**WORK TO BE COMPLETED:**
Without the pictures, give the entries below again exactly as written.
-- START OF EXTRACTED ENTRIES --
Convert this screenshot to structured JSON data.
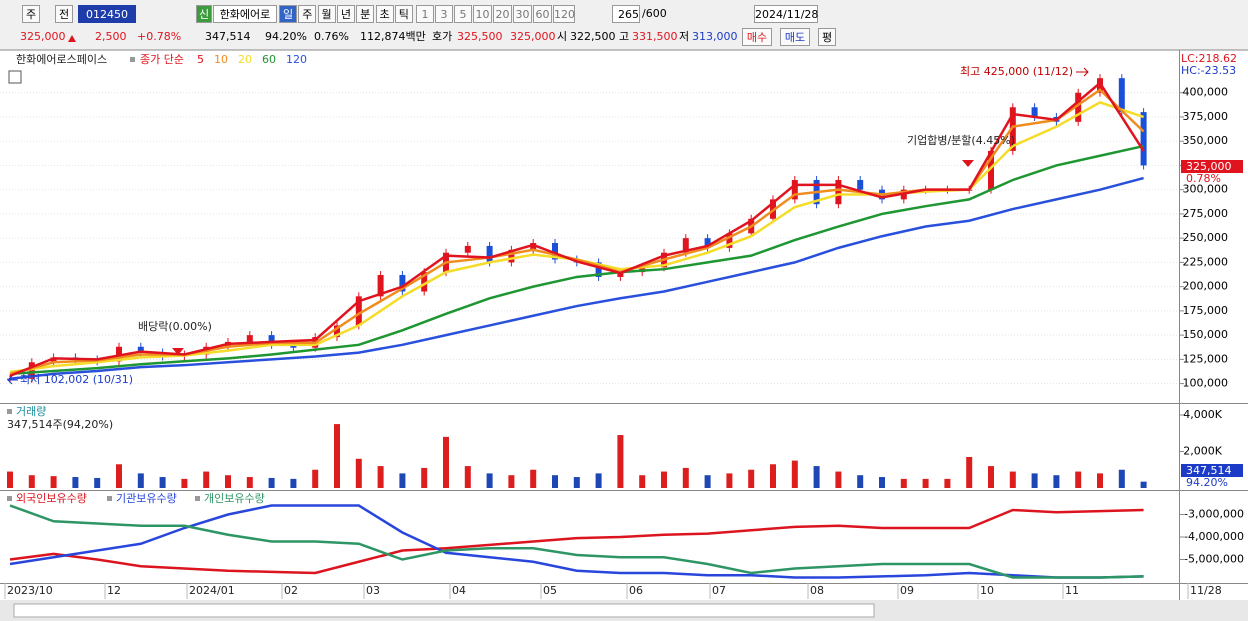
{
  "toolbar": {
    "market": "주",
    "kind": "전",
    "code": "012450",
    "badge": "신",
    "name": "한화에어로",
    "periods": [
      "일",
      "주",
      "월",
      "년",
      "분",
      "초",
      "틱"
    ],
    "intervals": [
      1,
      3,
      5,
      10,
      20,
      30,
      60,
      120
    ],
    "count": 265,
    "max": "/600",
    "date": "2024/11/28"
  },
  "quote": {
    "price": "325,000",
    "change": "2,500",
    "change_pct": "+0.78%",
    "volume": "347,514",
    "volume_ratio": "94.20%",
    "turnover": "0.76%",
    "amount": "112,874백만",
    "bid_label": "호가",
    "ask": "325,500",
    "bid": "325,000",
    "open_label": "시",
    "open": "322,500",
    "high_label": "고",
    "high": "331,500",
    "low_label": "저",
    "low": "313,000",
    "buy": "매수",
    "sell": "매도",
    "avg": "평"
  },
  "price_chart": {
    "name": "한화에어로스페이스",
    "ma_label": "종가 단순",
    "lc": "LC:218.62",
    "hc": "HC:-23.53",
    "ylim": [
      80000,
      442000
    ],
    "grid": true,
    "yticks": [
      {
        "value": 100000,
        "label": "100,000"
      },
      {
        "value": 125000,
        "label": "125,000"
      },
      {
        "value": 150000,
        "label": "150,000"
      },
      {
        "value": 175000,
        "label": "175,000"
      },
      {
        "value": 200000,
        "label": "200,000"
      },
      {
        "value": 225000,
        "label": "225,000"
      },
      {
        "value": 250000,
        "label": "250,000"
      },
      {
        "value": 275000,
        "label": "275,000"
      },
      {
        "value": 300000,
        "label": "300,000"
      },
      {
        "value": 325000,
        "label": "325,000"
      },
      {
        "value": 350000,
        "label": "350,000"
      },
      {
        "value": 375000,
        "label": "375,000"
      },
      {
        "value": 400000,
        "label": "400,000"
      }
    ],
    "close": [
      105000,
      122000,
      127000,
      125000,
      123000,
      138000,
      132000,
      128000,
      130000,
      138000,
      143000,
      150000,
      140000,
      137000,
      148000,
      160000,
      190000,
      212000,
      195000,
      215000,
      235000,
      242000,
      225000,
      238000,
      245000,
      228000,
      225000,
      210000,
      215000,
      220000,
      235000,
      250000,
      240000,
      255000,
      270000,
      290000,
      310000,
      285000,
      310000,
      300000,
      290000,
      300000,
      300000,
      300000,
      300000,
      340000,
      385000,
      375000,
      370000,
      400000,
      415000,
      380000,
      325000
    ],
    "ma": [
      {
        "name": 5,
        "color": "#e0141e",
        "values": [
          108000,
          126000,
          125000,
          133000,
          130000,
          141000,
          143000,
          145000,
          185000,
          200000,
          232000,
          230000,
          243000,
          226000,
          214000,
          232000,
          242000,
          268000,
          305000,
          305000,
          292000,
          300000,
          300000,
          378000,
          372000,
          410000,
          340000
        ]
      },
      {
        "name": 10,
        "color": "#f08c1e",
        "values": [
          110000,
          122000,
          124000,
          130000,
          130000,
          138000,
          142000,
          142000,
          172000,
          198000,
          225000,
          230000,
          238000,
          228000,
          215000,
          228000,
          240000,
          262000,
          295000,
          300000,
          295000,
          300000,
          300000,
          365000,
          372000,
          403000,
          360000
        ]
      },
      {
        "name": 20,
        "color": "#f5dc28",
        "values": [
          112000,
          118000,
          122000,
          127000,
          129000,
          134000,
          140000,
          140000,
          160000,
          190000,
          215000,
          225000,
          233000,
          228000,
          218000,
          222000,
          235000,
          252000,
          282000,
          295000,
          295000,
          298000,
          300000,
          345000,
          365000,
          390000,
          375000
        ]
      },
      {
        "name": 60,
        "color": "#1e9632",
        "values": [
          110000,
          113000,
          116000,
          120000,
          123000,
          126000,
          130000,
          135000,
          140000,
          155000,
          172000,
          188000,
          200000,
          210000,
          215000,
          218000,
          225000,
          232000,
          248000,
          262000,
          275000,
          283000,
          290000,
          310000,
          325000,
          335000,
          345000
        ]
      },
      {
        "name": 120,
        "color": "#2850dc",
        "values": [
          105000,
          110000,
          113000,
          117000,
          119000,
          122000,
          125000,
          128000,
          132000,
          140000,
          150000,
          160000,
          170000,
          180000,
          188000,
          195000,
          205000,
          215000,
          225000,
          240000,
          252000,
          262000,
          268000,
          280000,
          290000,
          300000,
          312000
        ]
      }
    ],
    "annotations": {
      "high": "최고 425,000 (11/12)",
      "low": "최저 102,002 (10/31)",
      "dividend": "배당락(0.00%)",
      "merger": "기업합병/분할(4.45%)"
    },
    "last_price": "325,000",
    "last_change": "0.78%"
  },
  "volume_chart": {
    "title": "거래량",
    "info": "347,514주(94,20%)",
    "ylim": [
      0,
      4600000
    ],
    "yticks": [
      {
        "value": 2000000,
        "label": "2,000K"
      },
      {
        "value": 4000000,
        "label": "4,000K"
      }
    ],
    "values": [
      900000,
      700000,
      650000,
      600000,
      550000,
      1300000,
      800000,
      600000,
      500000,
      900000,
      700000,
      600000,
      550000,
      500000,
      1000000,
      3500000,
      1600000,
      1200000,
      800000,
      1100000,
      2800000,
      1200000,
      800000,
      700000,
      1000000,
      700000,
      600000,
      800000,
      2900000,
      700000,
      900000,
      1100000,
      700000,
      800000,
      1000000,
      1300000,
      1500000,
      1200000,
      900000,
      700000,
      600000,
      500000,
      500000,
      500000,
      1700000,
      1200000,
      900000,
      800000,
      700000,
      900000,
      800000,
      1000000,
      347514
    ],
    "last": "347,514",
    "last_pct": "94.20%"
  },
  "holdings_chart": {
    "ylim": [
      -6000000,
      -2000000
    ],
    "yticks": [
      {
        "value": -3000000,
        "label": "-3,000,000"
      },
      {
        "value": -4000000,
        "label": "-4,000,000"
      },
      {
        "value": -5000000,
        "label": "-5,000,000"
      }
    ],
    "series": [
      {
        "name": "외국인보유수량",
        "color": "#dc141e",
        "values": [
          -5000000,
          -4750000,
          -5000000,
          -5300000,
          -5400000,
          -5500000,
          -5550000,
          -5600000,
          -5100000,
          -4600000,
          -4500000,
          -4350000,
          -4200000,
          -4050000,
          -4000000,
          -3900000,
          -3850000,
          -3700000,
          -3550000,
          -3500000,
          -3600000,
          -3600000,
          -3600000,
          -2800000,
          -2900000,
          -2850000,
          -2800000
        ]
      },
      {
        "name": "기관보유수량",
        "color": "#2846dc",
        "values": [
          -5200000,
          -4900000,
          -4600000,
          -4300000,
          -3600000,
          -3000000,
          -2600000,
          -2600000,
          -2600000,
          -3800000,
          -4700000,
          -4900000,
          -5100000,
          -5500000,
          -5600000,
          -5600000,
          -5700000,
          -5700000,
          -5800000,
          -5800000,
          -5750000,
          -5700000,
          -5600000,
          -5700000,
          -5800000,
          -5800000,
          -5750000
        ]
      },
      {
        "name": "개인보유수량",
        "color": "#2d9664",
        "values": [
          -2600000,
          -3300000,
          -3400000,
          -3500000,
          -3500000,
          -3900000,
          -4200000,
          -4200000,
          -4300000,
          -5000000,
          -4600000,
          -4500000,
          -4500000,
          -4800000,
          -4900000,
          -4900000,
          -5200000,
          -5600000,
          -5400000,
          -5300000,
          -5200000,
          -5200000,
          -5200000,
          -5800000,
          -5800000,
          -5800000,
          -5750000
        ]
      }
    ]
  },
  "x_axis": [
    "2023/10",
    "12",
    "2024/01",
    "02",
    "03",
    "04",
    "05",
    "06",
    "07",
    "08",
    "09",
    "10",
    "11",
    "11/28"
  ]
}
-- END OF EXTRACTED ENTRIES --
**TASK OUTPUT:**
Convert this screenshot to structured JSON data.
{
  "toolbar": {
    "market": "주",
    "kind": "전",
    "code": "012450",
    "badge": "신",
    "name": "한화에어로",
    "periods": [
      "일",
      "주",
      "월",
      "년",
      "분",
      "초",
      "틱"
    ],
    "intervals": [
      1,
      3,
      5,
      10,
      20,
      30,
      60,
      120
    ],
    "count": 265,
    "max": "/600",
    "date": "2024/11/28"
  },
  "quote": {
    "price": "325,000",
    "change": "2,500",
    "change_pct": "+0.78%",
    "volume": "347,514",
    "volume_ratio": "94.20%",
    "turnover": "0.76%",
    "amount": "112,874백만",
    "bid_label": "호가",
    "ask": "325,500",
    "bid": "325,000",
    "open_label": "시",
    "open": "322,500",
    "high_label": "고",
    "high": "331,500",
    "low_label": "저",
    "low": "313,000",
    "buy": "매수",
    "sell": "매도",
    "avg": "평"
  },
  "price_chart": {
    "name": "한화에어로스페이스",
    "ma_label": "종가 단순",
    "lc": "LC:218.62",
    "hc": "HC:-23.53",
    "ylim": [
      80000,
      442000
    ],
    "grid": true,
    "yticks": [
      {
        "value": 100000,
        "label": "100,000"
      },
      {
        "value": 125000,
        "label": "125,000"
      },
      {
        "value": 150000,
        "label": "150,000"
      },
      {
        "value": 175000,
        "label": "175,000"
      },
      {
        "value": 200000,
        "label": "200,000"
      },
      {
        "value": 225000,
        "label": "225,000"
      },
      {
        "value": 250000,
        "label": "250,000"
      },
      {
        "value": 275000,
        "label": "275,000"
      },
      {
        "value": 300000,
        "label": "300,000"
      },
      {
        "value": 325000,
        "label": "325,000"
      },
      {
        "value": 350000,
        "label": "350,000"
      },
      {
        "value": 375000,
        "label": "375,000"
      },
      {
        "value": 400000,
        "label": "400,000"
      }
    ],
    "close": [
      105000,
      122000,
      127000,
      125000,
      123000,
      138000,
      132000,
      128000,
      130000,
      138000,
      143000,
      150000,
      140000,
      137000,
      148000,
      160000,
      190000,
      212000,
      195000,
      215000,
      235000,
      242000,
      225000,
      238000,
      245000,
      228000,
      225000,
      210000,
      215000,
      220000,
      235000,
      250000,
      240000,
      255000,
      270000,
      290000,
      310000,
      285000,
      310000,
      300000,
      290000,
      300000,
      300000,
      300000,
      300000,
      340000,
      385000,
      375000,
      370000,
      400000,
      415000,
      380000,
      325000
    ],
    "ma": [
      {
        "name": 5,
        "color": "#e0141e",
        "values": [
          108000,
          126000,
          125000,
          133000,
          130000,
          141000,
          143000,
          145000,
          185000,
          200000,
          232000,
          230000,
          243000,
          226000,
          214000,
          232000,
          242000,
          268000,
          305000,
          305000,
          292000,
          300000,
          300000,
          378000,
          372000,
          410000,
          340000
        ]
      },
      {
        "name": 10,
        "color": "#f08c1e",
        "values": [
          110000,
          122000,
          124000,
          130000,
          130000,
          138000,
          142000,
          142000,
          172000,
          198000,
          225000,
          230000,
          238000,
          228000,
          215000,
          228000,
          240000,
          262000,
          295000,
          300000,
          295000,
          300000,
          300000,
          365000,
          372000,
          403000,
          360000
        ]
      },
      {
        "name": 20,
        "color": "#f5dc28",
        "values": [
          112000,
          118000,
          122000,
          127000,
          129000,
          134000,
          140000,
          140000,
          160000,
          190000,
          215000,
          225000,
          233000,
          228000,
          218000,
          222000,
          235000,
          252000,
          282000,
          295000,
          295000,
          298000,
          300000,
          345000,
          365000,
          390000,
          375000
        ]
      },
      {
        "name": 60,
        "color": "#1e9632",
        "values": [
          110000,
          113000,
          116000,
          120000,
          123000,
          126000,
          130000,
          135000,
          140000,
          155000,
          172000,
          188000,
          200000,
          210000,
          215000,
          218000,
          225000,
          232000,
          248000,
          262000,
          275000,
          283000,
          290000,
          310000,
          325000,
          335000,
          345000
        ]
      },
      {
        "name": 120,
        "color": "#2850dc",
        "values": [
          105000,
          110000,
          113000,
          117000,
          119000,
          122000,
          125000,
          128000,
          132000,
          140000,
          150000,
          160000,
          170000,
          180000,
          188000,
          195000,
          205000,
          215000,
          225000,
          240000,
          252000,
          262000,
          268000,
          280000,
          290000,
          300000,
          312000
        ]
      }
    ],
    "annotations": {
      "high": "최고 425,000 (11/12)",
      "low": "최저 102,002 (10/31)",
      "dividend": "배당락(0.00%)",
      "merger": "기업합병/분할(4.45%)"
    },
    "last_price": "325,000",
    "last_change": "0.78%"
  },
  "volume_chart": {
    "title": "거래량",
    "info": "347,514주(94,20%)",
    "ylim": [
      0,
      4600000
    ],
    "yticks": [
      {
        "value": 2000000,
        "label": "2,000K"
      },
      {
        "value": 4000000,
        "label": "4,000K"
      }
    ],
    "values": [
      900000,
      700000,
      650000,
      600000,
      550000,
      1300000,
      800000,
      600000,
      500000,
      900000,
      700000,
      600000,
      550000,
      500000,
      1000000,
      3500000,
      1600000,
      1200000,
      800000,
      1100000,
      2800000,
      1200000,
      800000,
      700000,
      1000000,
      700000,
      600000,
      800000,
      2900000,
      700000,
      900000,
      1100000,
      700000,
      800000,
      1000000,
      1300000,
      1500000,
      1200000,
      900000,
      700000,
      600000,
      500000,
      500000,
      500000,
      1700000,
      1200000,
      900000,
      800000,
      700000,
      900000,
      800000,
      1000000,
      347514
    ],
    "last": "347,514",
    "last_pct": "94.20%"
  },
  "holdings_chart": {
    "ylim": [
      -6000000,
      -2000000
    ],
    "yticks": [
      {
        "value": -3000000,
        "label": "-3,000,000"
      },
      {
        "value": -4000000,
        "label": "-4,000,000"
      },
      {
        "value": -5000000,
        "label": "-5,000,000"
      }
    ],
    "series": [
      {
        "name": "외국인보유수량",
        "color": "#dc141e",
        "values": [
          -5000000,
          -4750000,
          -5000000,
          -5300000,
          -5400000,
          -5500000,
          -5550000,
          -5600000,
          -5100000,
          -4600000,
          -4500000,
          -4350000,
          -4200000,
          -4050000,
          -4000000,
          -3900000,
          -3850000,
          -3700000,
          -3550000,
          -3500000,
          -3600000,
          -3600000,
          -3600000,
          -2800000,
          -2900000,
          -2850000,
          -2800000
        ]
      },
      {
        "name": "기관보유수량",
        "color": "#2846dc",
        "values": [
          -5200000,
          -4900000,
          -4600000,
          -4300000,
          -3600000,
          -3000000,
          -2600000,
          -2600000,
          -2600000,
          -3800000,
          -4700000,
          -4900000,
          -5100000,
          -5500000,
          -5600000,
          -5600000,
          -5700000,
          -5700000,
          -5800000,
          -5800000,
          -5750000,
          -5700000,
          -5600000,
          -5700000,
          -5800000,
          -5800000,
          -5750000
        ]
      },
      {
        "name": "개인보유수량",
        "color": "#2d9664",
        "values": [
          -2600000,
          -3300000,
          -3400000,
          -3500000,
          -3500000,
          -3900000,
          -4200000,
          -4200000,
          -4300000,
          -5000000,
          -4600000,
          -4500000,
          -4500000,
          -4800000,
          -4900000,
          -4900000,
          -5200000,
          -5600000,
          -5400000,
          -5300000,
          -5200000,
          -5200000,
          -5200000,
          -5800000,
          -5800000,
          -5800000,
          -5750000
        ]
      }
    ]
  },
  "x_axis": [
    "2023/10",
    "12",
    "2024/01",
    "02",
    "03",
    "04",
    "05",
    "06",
    "07",
    "08",
    "09",
    "10",
    "11",
    "11/28"
  ]
}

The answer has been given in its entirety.